WORK TO BE COMPLETED
Each line of the data that includes the string "nactl" is to be copied out.
▼▼▼
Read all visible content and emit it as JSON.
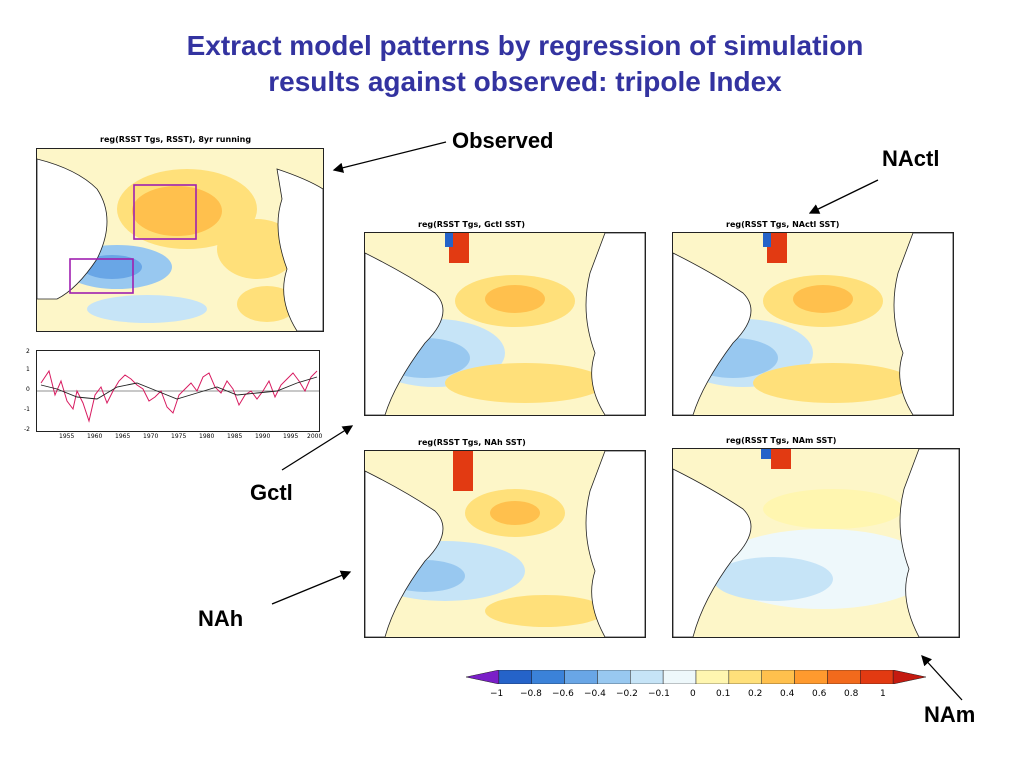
{
  "title_line1": "Extract model patterns by regression of simulation",
  "title_line2": "results against observed: tripole Index",
  "labels": {
    "observed": "Observed",
    "nactl": "NActl",
    "gctl": "Gctl",
    "nah": "NAh",
    "nam": "NAm"
  },
  "maps": {
    "observed": "reg(RSST Tgs, RSST), 8yr running",
    "gctl": "reg(RSST Tgs, Gctl SST)",
    "nactl": "reg(RSST Tgs, NActl SST)",
    "nah": "reg(RSST Tgs, NAh SST)",
    "nam": "reg(RSST Tgs, NAm SST)"
  },
  "colorbar": {
    "ticks": [
      "−1",
      "−0.8",
      "−0.6",
      "−0.4",
      "−0.2",
      "−0.1",
      "0",
      "0.1",
      "0.2",
      "0.4",
      "0.6",
      "0.8",
      "1"
    ],
    "colors": [
      "#7a1fc8",
      "#2563c9",
      "#3b82d9",
      "#69a6e6",
      "#98c8f0",
      "#c6e4f7",
      "#eef8fb",
      "#fff6b0",
      "#ffe07a",
      "#ffc04d",
      "#ff9a2e",
      "#f26a1c",
      "#e23a12",
      "#c41a10"
    ]
  },
  "timeseries": {
    "x_ticks": [
      "1955",
      "1960",
      "1965",
      "1970",
      "1975",
      "1980",
      "1985",
      "1990",
      "1995",
      "2000"
    ],
    "y_ticks": [
      "2",
      "1",
      "0",
      "-1",
      "-2"
    ]
  }
}
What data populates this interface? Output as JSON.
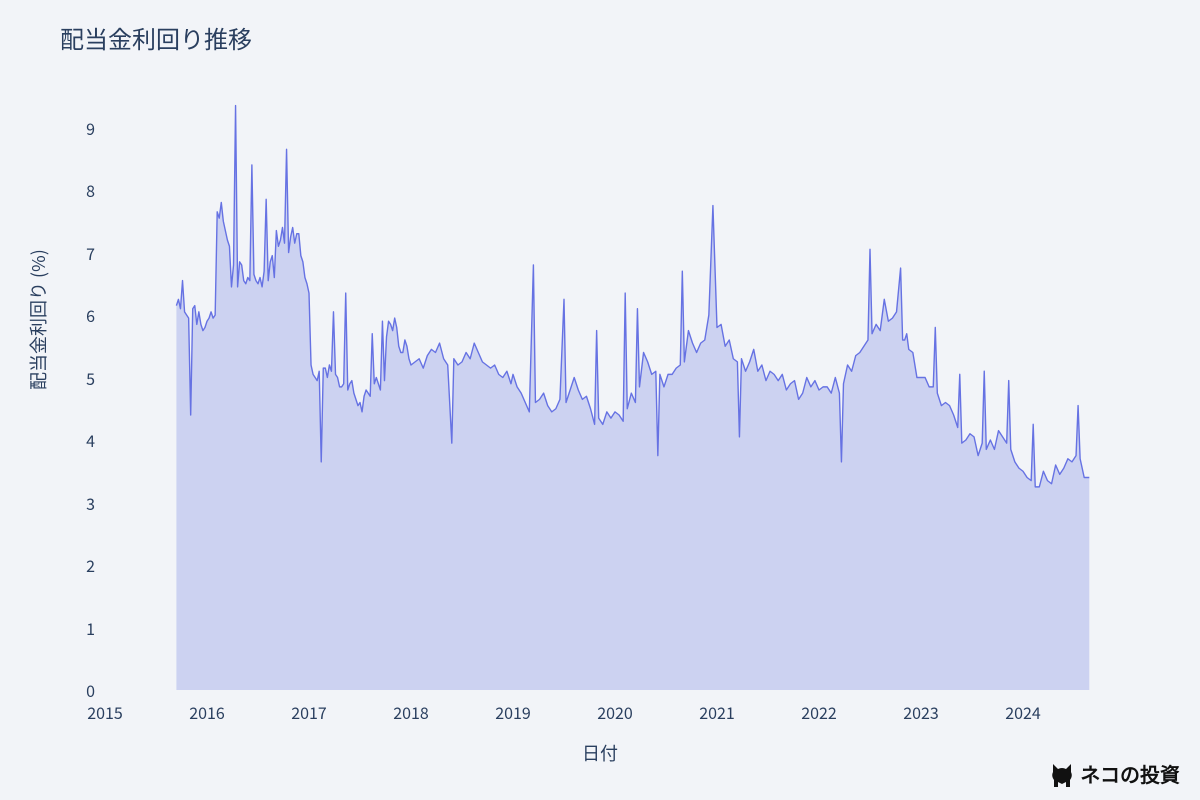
{
  "chart": {
    "type": "area",
    "title": "配当金利回り推移",
    "xlabel": "日付",
    "ylabel": "配当金利回り (%)",
    "title_fontsize": 24,
    "label_fontsize": 18,
    "tick_fontsize": 16,
    "background_color": "#f2f4f8",
    "line_color": "#6672e3",
    "fill_color": "#c5cbf0",
    "fill_opacity": 0.85,
    "grid_color": "none",
    "text_color": "#2a3f5f",
    "line_width": 1.4,
    "ylim": [
      0,
      9.6
    ],
    "yticks": [
      0,
      1,
      2,
      3,
      4,
      5,
      6,
      7,
      8,
      9
    ],
    "x_start_year": 2015,
    "x_end_year": 2025,
    "xticks": [
      2015,
      2016,
      2017,
      2018,
      2019,
      2020,
      2021,
      2022,
      2023,
      2024
    ],
    "series": [
      [
        2015.7,
        6.15
      ],
      [
        2015.72,
        6.25
      ],
      [
        2015.74,
        6.1
      ],
      [
        2015.76,
        6.55
      ],
      [
        2015.78,
        6.05
      ],
      [
        2015.8,
        6.0
      ],
      [
        2015.82,
        5.95
      ],
      [
        2015.84,
        4.4
      ],
      [
        2015.86,
        6.1
      ],
      [
        2015.88,
        6.15
      ],
      [
        2015.9,
        5.85
      ],
      [
        2015.92,
        6.05
      ],
      [
        2015.94,
        5.85
      ],
      [
        2015.96,
        5.75
      ],
      [
        2015.98,
        5.8
      ],
      [
        2016.0,
        5.9
      ],
      [
        2016.02,
        5.95
      ],
      [
        2016.04,
        6.05
      ],
      [
        2016.06,
        5.95
      ],
      [
        2016.08,
        6.0
      ],
      [
        2016.1,
        7.65
      ],
      [
        2016.12,
        7.55
      ],
      [
        2016.14,
        7.8
      ],
      [
        2016.16,
        7.5
      ],
      [
        2016.18,
        7.35
      ],
      [
        2016.2,
        7.2
      ],
      [
        2016.22,
        7.1
      ],
      [
        2016.24,
        6.45
      ],
      [
        2016.26,
        6.8
      ],
      [
        2016.28,
        9.35
      ],
      [
        2016.3,
        6.45
      ],
      [
        2016.32,
        6.85
      ],
      [
        2016.34,
        6.8
      ],
      [
        2016.36,
        6.55
      ],
      [
        2016.38,
        6.5
      ],
      [
        2016.4,
        6.6
      ],
      [
        2016.42,
        6.55
      ],
      [
        2016.44,
        8.4
      ],
      [
        2016.46,
        6.65
      ],
      [
        2016.48,
        6.55
      ],
      [
        2016.5,
        6.5
      ],
      [
        2016.52,
        6.6
      ],
      [
        2016.54,
        6.45
      ],
      [
        2016.56,
        6.7
      ],
      [
        2016.58,
        7.85
      ],
      [
        2016.6,
        6.55
      ],
      [
        2016.62,
        6.85
      ],
      [
        2016.64,
        6.95
      ],
      [
        2016.66,
        6.6
      ],
      [
        2016.68,
        7.35
      ],
      [
        2016.7,
        7.1
      ],
      [
        2016.72,
        7.2
      ],
      [
        2016.74,
        7.4
      ],
      [
        2016.76,
        7.15
      ],
      [
        2016.78,
        8.65
      ],
      [
        2016.8,
        7.0
      ],
      [
        2016.82,
        7.25
      ],
      [
        2016.84,
        7.4
      ],
      [
        2016.86,
        7.15
      ],
      [
        2016.88,
        7.3
      ],
      [
        2016.9,
        7.3
      ],
      [
        2016.92,
        6.95
      ],
      [
        2016.94,
        6.85
      ],
      [
        2016.96,
        6.6
      ],
      [
        2016.98,
        6.5
      ],
      [
        2017.0,
        6.35
      ],
      [
        2017.02,
        5.2
      ],
      [
        2017.04,
        5.05
      ],
      [
        2017.06,
        5.0
      ],
      [
        2017.08,
        4.95
      ],
      [
        2017.1,
        5.1
      ],
      [
        2017.12,
        3.65
      ],
      [
        2017.14,
        5.15
      ],
      [
        2017.16,
        5.15
      ],
      [
        2017.18,
        5.0
      ],
      [
        2017.2,
        5.2
      ],
      [
        2017.22,
        5.1
      ],
      [
        2017.24,
        6.05
      ],
      [
        2017.26,
        5.05
      ],
      [
        2017.28,
        5.0
      ],
      [
        2017.3,
        4.85
      ],
      [
        2017.32,
        4.85
      ],
      [
        2017.34,
        4.9
      ],
      [
        2017.36,
        6.35
      ],
      [
        2017.38,
        4.8
      ],
      [
        2017.4,
        4.9
      ],
      [
        2017.42,
        4.95
      ],
      [
        2017.44,
        4.75
      ],
      [
        2017.46,
        4.65
      ],
      [
        2017.48,
        4.55
      ],
      [
        2017.5,
        4.6
      ],
      [
        2017.52,
        4.45
      ],
      [
        2017.54,
        4.7
      ],
      [
        2017.56,
        4.8
      ],
      [
        2017.58,
        4.75
      ],
      [
        2017.6,
        4.7
      ],
      [
        2017.62,
        5.7
      ],
      [
        2017.64,
        4.9
      ],
      [
        2017.66,
        5.0
      ],
      [
        2017.68,
        4.9
      ],
      [
        2017.7,
        4.8
      ],
      [
        2017.72,
        5.9
      ],
      [
        2017.74,
        4.95
      ],
      [
        2017.76,
        5.65
      ],
      [
        2017.78,
        5.9
      ],
      [
        2017.8,
        5.85
      ],
      [
        2017.82,
        5.75
      ],
      [
        2017.84,
        5.95
      ],
      [
        2017.86,
        5.8
      ],
      [
        2017.88,
        5.5
      ],
      [
        2017.9,
        5.4
      ],
      [
        2017.92,
        5.4
      ],
      [
        2017.94,
        5.6
      ],
      [
        2017.96,
        5.5
      ],
      [
        2017.98,
        5.3
      ],
      [
        2018.0,
        5.2
      ],
      [
        2018.04,
        5.25
      ],
      [
        2018.08,
        5.3
      ],
      [
        2018.12,
        5.15
      ],
      [
        2018.16,
        5.35
      ],
      [
        2018.2,
        5.45
      ],
      [
        2018.24,
        5.4
      ],
      [
        2018.28,
        5.55
      ],
      [
        2018.32,
        5.3
      ],
      [
        2018.36,
        5.2
      ],
      [
        2018.4,
        3.95
      ],
      [
        2018.42,
        5.3
      ],
      [
        2018.46,
        5.2
      ],
      [
        2018.5,
        5.25
      ],
      [
        2018.54,
        5.4
      ],
      [
        2018.58,
        5.3
      ],
      [
        2018.62,
        5.55
      ],
      [
        2018.66,
        5.4
      ],
      [
        2018.7,
        5.25
      ],
      [
        2018.74,
        5.2
      ],
      [
        2018.78,
        5.15
      ],
      [
        2018.82,
        5.2
      ],
      [
        2018.86,
        5.05
      ],
      [
        2018.9,
        5.0
      ],
      [
        2018.94,
        5.1
      ],
      [
        2018.98,
        4.9
      ],
      [
        2019.0,
        5.05
      ],
      [
        2019.04,
        4.85
      ],
      [
        2019.08,
        4.75
      ],
      [
        2019.12,
        4.6
      ],
      [
        2019.16,
        4.45
      ],
      [
        2019.2,
        6.8
      ],
      [
        2019.22,
        4.6
      ],
      [
        2019.26,
        4.65
      ],
      [
        2019.3,
        4.75
      ],
      [
        2019.34,
        4.55
      ],
      [
        2019.38,
        4.45
      ],
      [
        2019.42,
        4.5
      ],
      [
        2019.46,
        4.65
      ],
      [
        2019.5,
        6.25
      ],
      [
        2019.52,
        4.6
      ],
      [
        2019.56,
        4.8
      ],
      [
        2019.6,
        5.0
      ],
      [
        2019.64,
        4.8
      ],
      [
        2019.68,
        4.65
      ],
      [
        2019.72,
        4.7
      ],
      [
        2019.76,
        4.5
      ],
      [
        2019.8,
        4.25
      ],
      [
        2019.82,
        5.75
      ],
      [
        2019.84,
        4.35
      ],
      [
        2019.88,
        4.25
      ],
      [
        2019.92,
        4.45
      ],
      [
        2019.96,
        4.35
      ],
      [
        2020.0,
        4.45
      ],
      [
        2020.04,
        4.4
      ],
      [
        2020.08,
        4.3
      ],
      [
        2020.1,
        6.35
      ],
      [
        2020.12,
        4.5
      ],
      [
        2020.16,
        4.75
      ],
      [
        2020.2,
        4.6
      ],
      [
        2020.22,
        6.1
      ],
      [
        2020.24,
        4.85
      ],
      [
        2020.28,
        5.4
      ],
      [
        2020.32,
        5.25
      ],
      [
        2020.36,
        5.05
      ],
      [
        2020.4,
        5.1
      ],
      [
        2020.42,
        3.75
      ],
      [
        2020.44,
        5.05
      ],
      [
        2020.48,
        4.85
      ],
      [
        2020.52,
        5.05
      ],
      [
        2020.56,
        5.05
      ],
      [
        2020.6,
        5.15
      ],
      [
        2020.64,
        5.2
      ],
      [
        2020.66,
        6.7
      ],
      [
        2020.68,
        5.25
      ],
      [
        2020.72,
        5.75
      ],
      [
        2020.76,
        5.55
      ],
      [
        2020.8,
        5.4
      ],
      [
        2020.84,
        5.55
      ],
      [
        2020.88,
        5.6
      ],
      [
        2020.9,
        5.8
      ],
      [
        2020.92,
        6.0
      ],
      [
        2020.96,
        7.75
      ],
      [
        2021.0,
        5.8
      ],
      [
        2021.04,
        5.85
      ],
      [
        2021.08,
        5.5
      ],
      [
        2021.12,
        5.6
      ],
      [
        2021.16,
        5.3
      ],
      [
        2021.2,
        5.25
      ],
      [
        2021.22,
        4.05
      ],
      [
        2021.24,
        5.3
      ],
      [
        2021.28,
        5.1
      ],
      [
        2021.32,
        5.25
      ],
      [
        2021.36,
        5.45
      ],
      [
        2021.4,
        5.1
      ],
      [
        2021.44,
        5.2
      ],
      [
        2021.48,
        4.95
      ],
      [
        2021.52,
        5.1
      ],
      [
        2021.56,
        5.05
      ],
      [
        2021.6,
        4.95
      ],
      [
        2021.64,
        5.05
      ],
      [
        2021.68,
        4.8
      ],
      [
        2021.72,
        4.9
      ],
      [
        2021.76,
        4.95
      ],
      [
        2021.8,
        4.65
      ],
      [
        2021.84,
        4.75
      ],
      [
        2021.88,
        5.0
      ],
      [
        2021.92,
        4.85
      ],
      [
        2021.96,
        4.95
      ],
      [
        2022.0,
        4.8
      ],
      [
        2022.04,
        4.85
      ],
      [
        2022.08,
        4.85
      ],
      [
        2022.12,
        4.75
      ],
      [
        2022.16,
        5.0
      ],
      [
        2022.2,
        4.75
      ],
      [
        2022.22,
        3.65
      ],
      [
        2022.24,
        4.9
      ],
      [
        2022.28,
        5.2
      ],
      [
        2022.32,
        5.1
      ],
      [
        2022.36,
        5.35
      ],
      [
        2022.4,
        5.4
      ],
      [
        2022.44,
        5.5
      ],
      [
        2022.48,
        5.6
      ],
      [
        2022.5,
        7.05
      ],
      [
        2022.52,
        5.7
      ],
      [
        2022.56,
        5.85
      ],
      [
        2022.6,
        5.75
      ],
      [
        2022.64,
        6.25
      ],
      [
        2022.68,
        5.9
      ],
      [
        2022.72,
        5.95
      ],
      [
        2022.76,
        6.05
      ],
      [
        2022.8,
        6.75
      ],
      [
        2022.82,
        5.6
      ],
      [
        2022.84,
        5.6
      ],
      [
        2022.86,
        5.7
      ],
      [
        2022.88,
        5.45
      ],
      [
        2022.92,
        5.4
      ],
      [
        2022.96,
        5.0
      ],
      [
        2023.0,
        5.0
      ],
      [
        2023.04,
        5.0
      ],
      [
        2023.08,
        4.85
      ],
      [
        2023.12,
        4.85
      ],
      [
        2023.14,
        5.8
      ],
      [
        2023.16,
        4.75
      ],
      [
        2023.2,
        4.55
      ],
      [
        2023.24,
        4.6
      ],
      [
        2023.28,
        4.55
      ],
      [
        2023.32,
        4.4
      ],
      [
        2023.36,
        4.2
      ],
      [
        2023.38,
        5.05
      ],
      [
        2023.4,
        3.95
      ],
      [
        2023.44,
        4.0
      ],
      [
        2023.48,
        4.1
      ],
      [
        2023.52,
        4.05
      ],
      [
        2023.56,
        3.75
      ],
      [
        2023.6,
        3.95
      ],
      [
        2023.62,
        5.1
      ],
      [
        2023.64,
        3.85
      ],
      [
        2023.68,
        4.0
      ],
      [
        2023.72,
        3.85
      ],
      [
        2023.76,
        4.15
      ],
      [
        2023.8,
        4.05
      ],
      [
        2023.84,
        3.95
      ],
      [
        2023.86,
        4.95
      ],
      [
        2023.88,
        3.85
      ],
      [
        2023.92,
        3.65
      ],
      [
        2023.96,
        3.55
      ],
      [
        2024.0,
        3.5
      ],
      [
        2024.04,
        3.4
      ],
      [
        2024.08,
        3.35
      ],
      [
        2024.1,
        4.25
      ],
      [
        2024.12,
        3.25
      ],
      [
        2024.16,
        3.25
      ],
      [
        2024.2,
        3.5
      ],
      [
        2024.24,
        3.35
      ],
      [
        2024.28,
        3.3
      ],
      [
        2024.32,
        3.6
      ],
      [
        2024.36,
        3.45
      ],
      [
        2024.4,
        3.55
      ],
      [
        2024.44,
        3.7
      ],
      [
        2024.48,
        3.65
      ],
      [
        2024.52,
        3.75
      ],
      [
        2024.54,
        4.55
      ],
      [
        2024.56,
        3.7
      ],
      [
        2024.6,
        3.4
      ],
      [
        2024.65,
        3.4
      ]
    ]
  },
  "watermark": {
    "text": "ネコの投資",
    "color": "#111111",
    "fontsize": 20
  }
}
▲▲▲
RESULT OF THIS TASK
    "nactl": "NActl",
    "nactl": "reg(RSST Tgs, NActl SST)",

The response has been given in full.